### Exercise objective
Count every line below in which "ffffff" occurs, then give only the count.

[Entries from a visual dataset]
= = =
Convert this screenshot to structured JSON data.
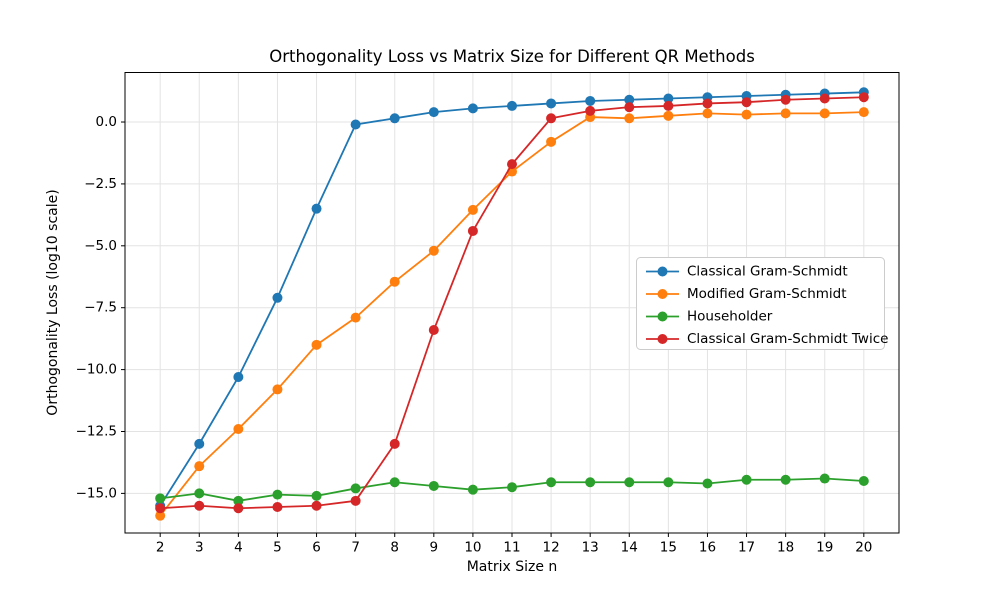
{
  "figure": {
    "background": "#ffffff",
    "axis_color": "#000000",
    "grid_color": "#e3e3e3",
    "legend_border_color": "#cccccc",
    "legend_background": "#ffffff"
  },
  "chart_data": {
    "type": "line",
    "title": "Orthogonality Loss vs Matrix Size for Different QR Methods",
    "xlabel": "Matrix Size n",
    "ylabel": "Orthogonality Loss (log10 scale)",
    "x": [
      2,
      3,
      4,
      5,
      6,
      7,
      8,
      9,
      10,
      11,
      12,
      13,
      14,
      15,
      16,
      17,
      18,
      19,
      20
    ],
    "xlim": [
      1.1,
      20.9
    ],
    "ylim": [
      -16.6,
      2.0
    ],
    "grid": true,
    "legend_position": "center right",
    "xticks": {
      "values": [
        2,
        3,
        4,
        5,
        6,
        7,
        8,
        9,
        10,
        11,
        12,
        13,
        14,
        15,
        16,
        17,
        18,
        19,
        20
      ],
      "labels": [
        "2",
        "3",
        "4",
        "5",
        "6",
        "7",
        "8",
        "9",
        "10",
        "11",
        "12",
        "13",
        "14",
        "15",
        "16",
        "17",
        "18",
        "19",
        "20"
      ]
    },
    "yticks": {
      "values": [
        0.0,
        -2.5,
        -5.0,
        -7.5,
        -10.0,
        -12.5,
        -15.0
      ],
      "labels": [
        "0.0",
        "−2.5",
        "−5.0",
        "−7.5",
        "−10.0",
        "−12.5",
        "−15.0"
      ]
    },
    "series": [
      {
        "name": "Classical Gram-Schmidt",
        "color": "#1f77b4",
        "values": [
          -15.5,
          -13.0,
          -10.3,
          -7.1,
          -3.5,
          -0.1,
          0.15,
          0.4,
          0.55,
          0.65,
          0.75,
          0.85,
          0.9,
          0.95,
          1.0,
          1.05,
          1.1,
          1.15,
          1.2
        ]
      },
      {
        "name": "Modified Gram-Schmidt",
        "color": "#ff7f0e",
        "values": [
          -15.9,
          -13.9,
          -12.4,
          -10.8,
          -9.0,
          -7.9,
          -6.45,
          -5.2,
          -3.55,
          -2.0,
          -0.8,
          0.2,
          0.15,
          0.25,
          0.35,
          0.3,
          0.35,
          0.35,
          0.4
        ]
      },
      {
        "name": "Householder",
        "color": "#2ca02c",
        "values": [
          -15.2,
          -15.0,
          -15.3,
          -15.05,
          -15.1,
          -14.8,
          -14.55,
          -14.7,
          -14.85,
          -14.75,
          -14.55,
          -14.55,
          -14.55,
          -14.55,
          -14.6,
          -14.45,
          -14.45,
          -14.4,
          -14.5
        ]
      },
      {
        "name": "Classical Gram-Schmidt Twice",
        "color": "#d62728",
        "values": [
          -15.6,
          -15.5,
          -15.6,
          -15.55,
          -15.5,
          -15.3,
          -13.0,
          -8.4,
          -4.4,
          -1.7,
          0.15,
          0.45,
          0.6,
          0.65,
          0.75,
          0.8,
          0.9,
          0.95,
          1.0
        ]
      }
    ]
  }
}
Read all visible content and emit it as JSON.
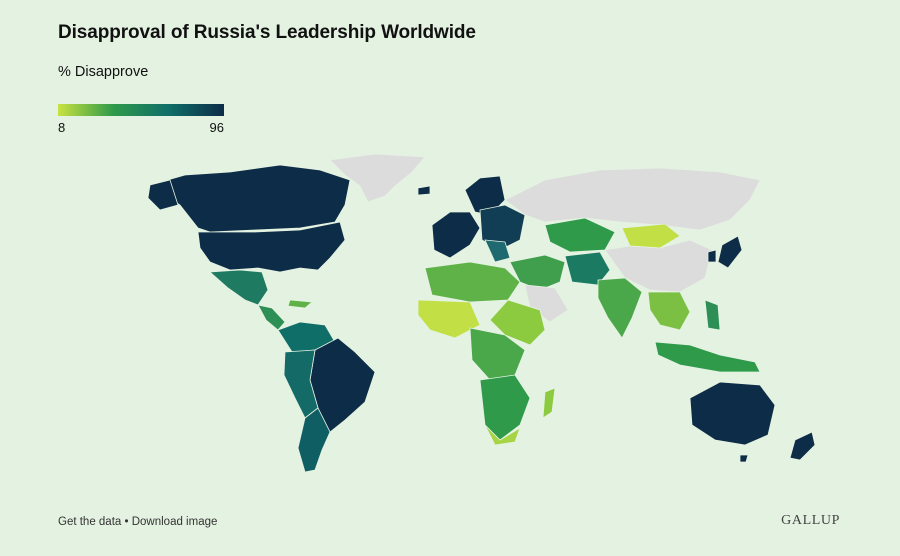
{
  "title": "Disapproval of Russia's Leadership Worldwide",
  "subtitle": "% Disapprove",
  "legend": {
    "min_label": "8",
    "max_label": "96",
    "min_value": 8,
    "max_value": 96,
    "colors": [
      "#c9e240",
      "#2e9a4a",
      "#0f6e68",
      "#0d2c48"
    ]
  },
  "no_data_color": "#dcdcdc",
  "footer": {
    "get_data": "Get the data",
    "separator": " • ",
    "download": "Download image"
  },
  "brand": "GALLUP"
}
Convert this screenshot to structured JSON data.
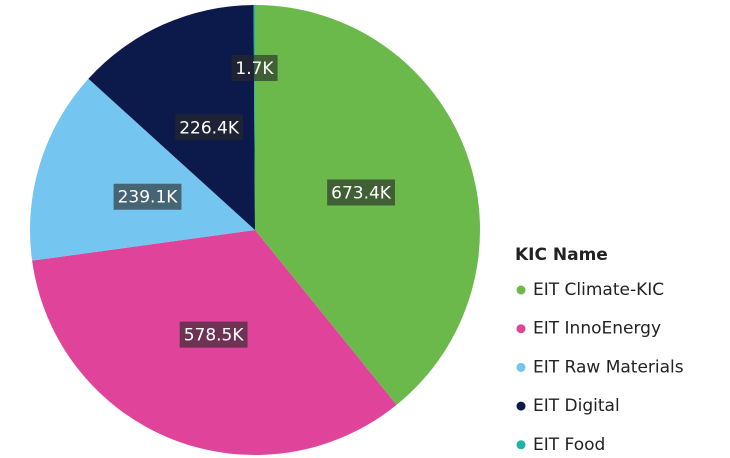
{
  "chart_data": {
    "type": "pie",
    "legend_title": "KIC Name",
    "categories": [
      "EIT Climate-KIC",
      "EIT InnoEnergy",
      "EIT Raw Materials",
      "EIT Digital",
      "EIT Food"
    ],
    "values": [
      673400,
      578500,
      239100,
      226400,
      1700
    ],
    "value_labels": [
      "673.4K",
      "578.5K",
      "239.1K",
      "226.4K",
      "1.7K"
    ],
    "colors": [
      "#6ab94a",
      "#e0439a",
      "#74c5ef",
      "#0c1a4b",
      "#1fb3a8"
    ],
    "legend": "right"
  }
}
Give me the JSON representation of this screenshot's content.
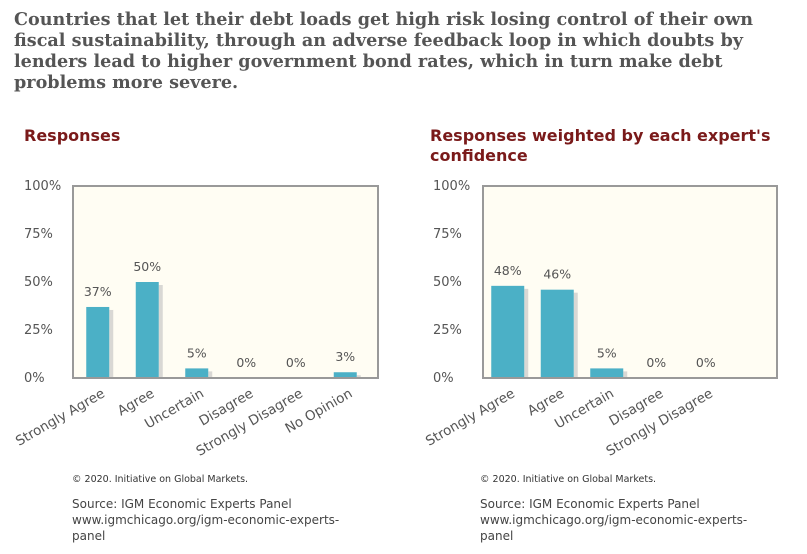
{
  "statement": "Countries that let their debt loads get high risk losing control of their own fiscal sustainability, through an adverse feedback loop in which doubts by lenders lead to higher government bond rates, which in turn make debt problems more severe.",
  "colors": {
    "bar": "#4bb0c6",
    "title": "#7a1a1a",
    "plot_background": "#fffdf3",
    "frame": "#999999"
  },
  "panels": [
    {
      "title": "Responses",
      "copyright": "© 2020. Initiative on Global Markets.",
      "source_label": "Source: IGM Economic Experts Panel",
      "source_url_line1": "www.igmchicago.org/igm-economic-experts-",
      "source_url_line2": "panel"
    },
    {
      "title": "Responses weighted by each expert's confidence",
      "copyright": "© 2020. Initiative on Global Markets.",
      "source_label": "Source: IGM Economic Experts Panel",
      "source_url_line1": "www.igmchicago.org/igm-economic-experts-",
      "source_url_line2": "panel"
    }
  ],
  "chart_data": [
    {
      "type": "bar",
      "title": "Responses",
      "categories": [
        "Strongly Agree",
        "Agree",
        "Uncertain",
        "Disagree",
        "Strongly Disagree",
        "No Opinion"
      ],
      "values": [
        37,
        50,
        5,
        0,
        0,
        3
      ],
      "data_labels": [
        "37%",
        "50%",
        "5%",
        "0%",
        "0%",
        "3%"
      ],
      "ylim": [
        0,
        100
      ],
      "yticks": [
        0,
        25,
        50,
        75,
        100
      ],
      "ytick_labels": [
        "0%",
        "25%",
        "50%",
        "75%",
        "100%"
      ],
      "xlabel": "",
      "ylabel": "",
      "grid": false,
      "legend": "none"
    },
    {
      "type": "bar",
      "title": "Responses weighted by each expert's confidence",
      "categories": [
        "Strongly Agree",
        "Agree",
        "Uncertain",
        "Disagree",
        "Strongly Disagree"
      ],
      "values": [
        48,
        46,
        5,
        0,
        0
      ],
      "data_labels": [
        "48%",
        "46%",
        "5%",
        "0%",
        "0%"
      ],
      "ylim": [
        0,
        100
      ],
      "yticks": [
        0,
        25,
        50,
        75,
        100
      ],
      "ytick_labels": [
        "0%",
        "25%",
        "50%",
        "75%",
        "100%"
      ],
      "xlabel": "",
      "ylabel": "",
      "grid": false,
      "legend": "none"
    }
  ]
}
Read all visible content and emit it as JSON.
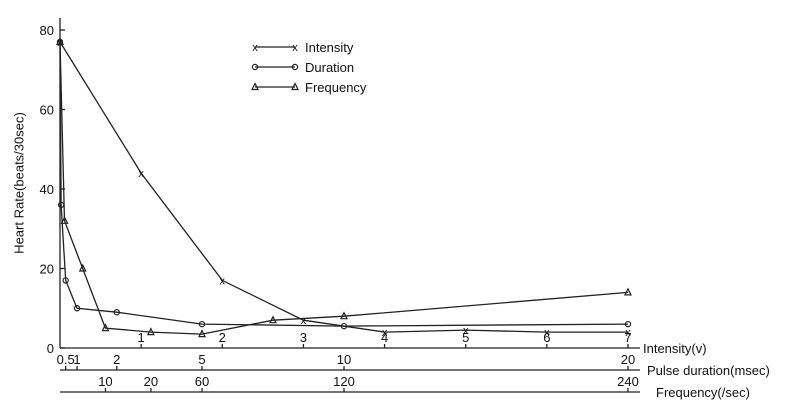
{
  "chart_data": {
    "type": "line",
    "title": "",
    "ylabel": "Heart Rate(beats/30sec)",
    "ylim": [
      0,
      80
    ],
    "yticks": [
      0,
      20,
      40,
      60,
      80
    ],
    "ytick_labels": [
      "0",
      "20",
      "40",
      "60",
      "80"
    ],
    "x_axes": [
      {
        "key": "intensity",
        "label": "Intensity(v)",
        "range": [
          0,
          7
        ],
        "ticks": [
          1,
          2,
          3,
          4,
          5,
          6,
          7
        ],
        "tick_labels": [
          "1",
          "2",
          "3",
          "4",
          "5",
          "6",
          "7"
        ]
      },
      {
        "key": "duration",
        "label": "Pulse duration(msec)",
        "range": [
          0,
          20
        ],
        "ticks": [
          0.5,
          1,
          2,
          5,
          10,
          20
        ],
        "tick_labels": [
          "0.5",
          "1",
          "2",
          "5",
          "10",
          "20"
        ]
      },
      {
        "key": "frequency",
        "label": "Frequency(/sec)",
        "range": [
          0,
          240
        ],
        "ticks": [
          10,
          20,
          60,
          120,
          240
        ],
        "tick_labels": [
          "10",
          "20",
          "60",
          "120",
          "240"
        ]
      }
    ],
    "series": [
      {
        "name": "Intensity",
        "marker": "x",
        "x_axis": "intensity",
        "x": [
          0,
          1,
          2,
          3,
          4,
          5,
          6,
          7
        ],
        "y": [
          77,
          44,
          17,
          7,
          4,
          4.5,
          4,
          4
        ]
      },
      {
        "name": "Duration",
        "marker": "circle",
        "x_axis": "duration",
        "x": [
          0,
          0.1,
          0.5,
          1,
          2,
          5,
          10,
          20
        ],
        "y": [
          77,
          36,
          17,
          10,
          9,
          6,
          5.5,
          6
        ]
      },
      {
        "name": "Frequency",
        "marker": "triangle",
        "x_axis": "frequency",
        "x": [
          0,
          1,
          5,
          10,
          20,
          60,
          90,
          120,
          240
        ],
        "y": [
          77,
          32,
          20,
          5,
          4,
          3.5,
          7,
          8,
          14
        ]
      }
    ],
    "legend": {
      "position": "top-center",
      "entries": [
        "Intensity",
        "Duration",
        "Frequency"
      ]
    },
    "grid": false
  }
}
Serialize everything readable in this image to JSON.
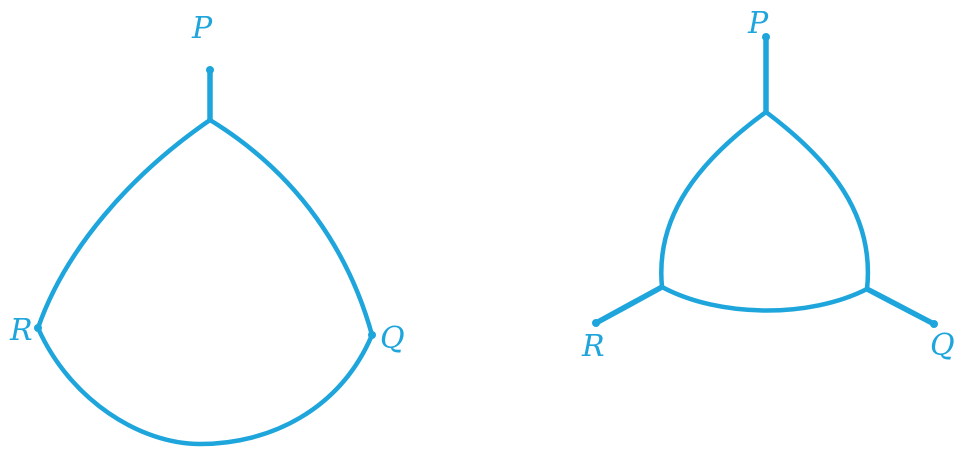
{
  "color": "#1ea5dc",
  "diagram_left": {
    "labels": {
      "p": "P",
      "q": "Q",
      "r": "R"
    }
  },
  "diagram_right": {
    "labels": {
      "p": "P",
      "q": "Q",
      "r": "R"
    }
  }
}
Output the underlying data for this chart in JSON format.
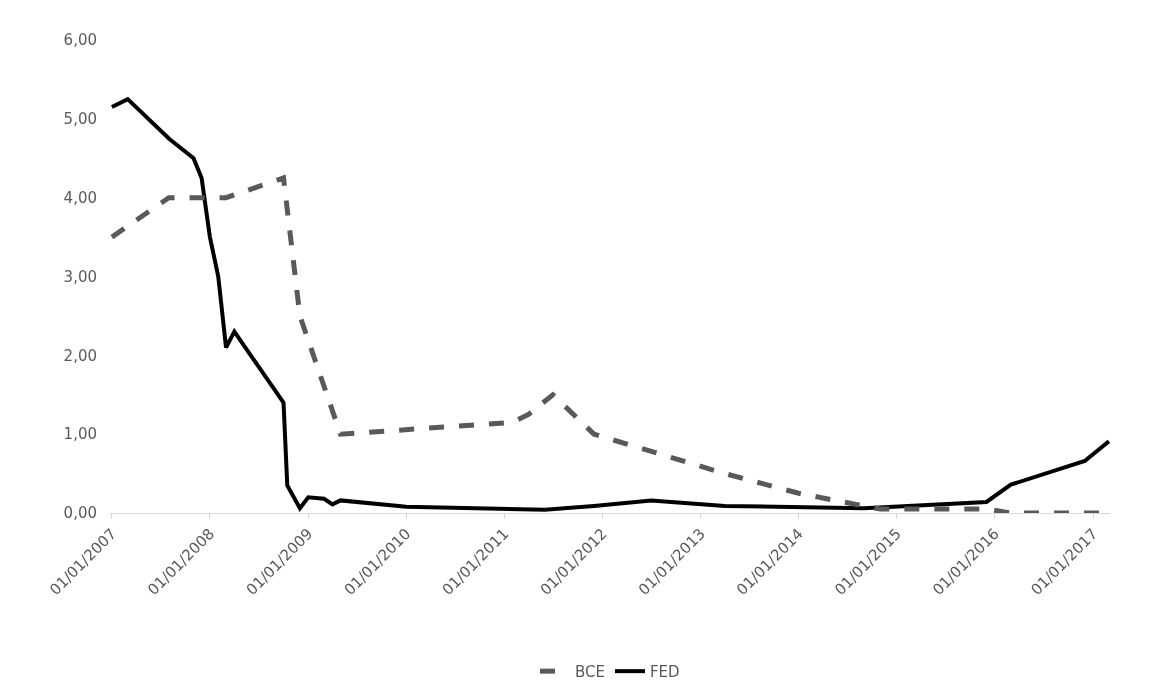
{
  "chart_data": {
    "type": "line",
    "x": [
      "2007-01",
      "2007-03",
      "2007-08",
      "2007-11",
      "2007-12",
      "2008-01",
      "2008-02",
      "2008-03",
      "2008-04",
      "2008-10",
      "2008-10-15",
      "2008-12",
      "2009-01",
      "2009-03",
      "2009-04",
      "2009-05",
      "2010-01",
      "2011-06",
      "2011-12",
      "2012-07",
      "2013-04",
      "2014-09",
      "2015-12",
      "2016-03",
      "2016-12",
      "2017-03"
    ],
    "series": [
      {
        "name": "FED",
        "color": "#000000",
        "line_style": "solid",
        "values": [
          5.15,
          5.25,
          4.75,
          4.5,
          4.25,
          3.5,
          3.0,
          2.1,
          2.3,
          1.4,
          0.35,
          0.06,
          0.2,
          0.18,
          0.11,
          0.16,
          0.08,
          0.04,
          0.09,
          0.16,
          0.09,
          0.06,
          0.14,
          0.36,
          0.66,
          0.91
        ]
      },
      {
        "name": "BCE",
        "color": "#595959",
        "line_style": "dashed",
        "x": [
          "2007-01",
          "2007-08",
          "2008-03",
          "2008-10",
          "2008-12",
          "2009-05",
          "2011-02",
          "2011-04",
          "2011-07",
          "2011-12",
          "2012-08",
          "2013-04",
          "2014-01",
          "2014-06",
          "2014-11",
          "2015-12",
          "2016-03",
          "2017-03"
        ],
        "values": [
          3.5,
          4.0,
          4.0,
          4.25,
          2.5,
          1.0,
          1.15,
          1.25,
          1.5,
          1.0,
          0.75,
          0.5,
          0.25,
          0.15,
          0.05,
          0.05,
          0.0,
          0.0
        ]
      }
    ],
    "xlim": [
      "2006-12-25",
      "2017-03-05"
    ],
    "xticks": [
      {
        "value": "2007-01-01",
        "label": "01/01/2007"
      },
      {
        "value": "2008-01-01",
        "label": "01/01/2008"
      },
      {
        "value": "2009-01-01",
        "label": "01/01/2009"
      },
      {
        "value": "2010-01-01",
        "label": "01/01/2010"
      },
      {
        "value": "2011-01-01",
        "label": "01/01/2011"
      },
      {
        "value": "2012-01-01",
        "label": "01/01/2012"
      },
      {
        "value": "2013-01-01",
        "label": "01/01/2013"
      },
      {
        "value": "2014-01-01",
        "label": "01/01/2014"
      },
      {
        "value": "2015-01-01",
        "label": "01/01/2015"
      },
      {
        "value": "2016-01-01",
        "label": "01/01/2016"
      },
      {
        "value": "2017-01-01",
        "label": "01/01/2017"
      }
    ],
    "ylim": [
      0,
      6
    ],
    "yticks": [
      {
        "value": 0,
        "label": "0,00"
      },
      {
        "value": 1,
        "label": "1,00"
      },
      {
        "value": 2,
        "label": "2,00"
      },
      {
        "value": 3,
        "label": "3,00"
      },
      {
        "value": 4,
        "label": "4,00"
      },
      {
        "value": 5,
        "label": "5,00"
      },
      {
        "value": 6,
        "label": "6,00"
      }
    ],
    "legend": "bottom",
    "marker": "none"
  }
}
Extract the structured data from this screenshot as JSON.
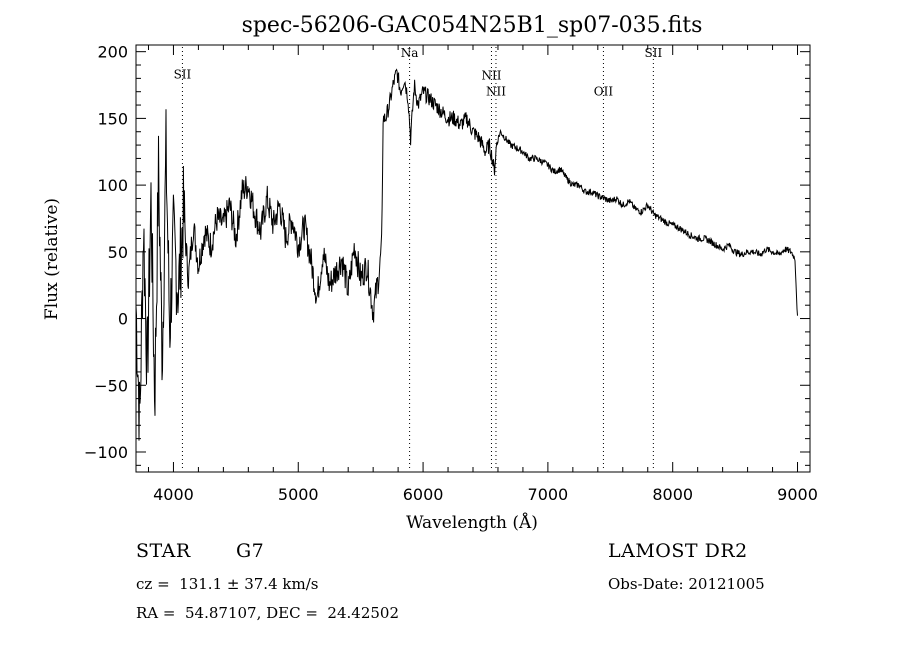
= = =
### Final answer
2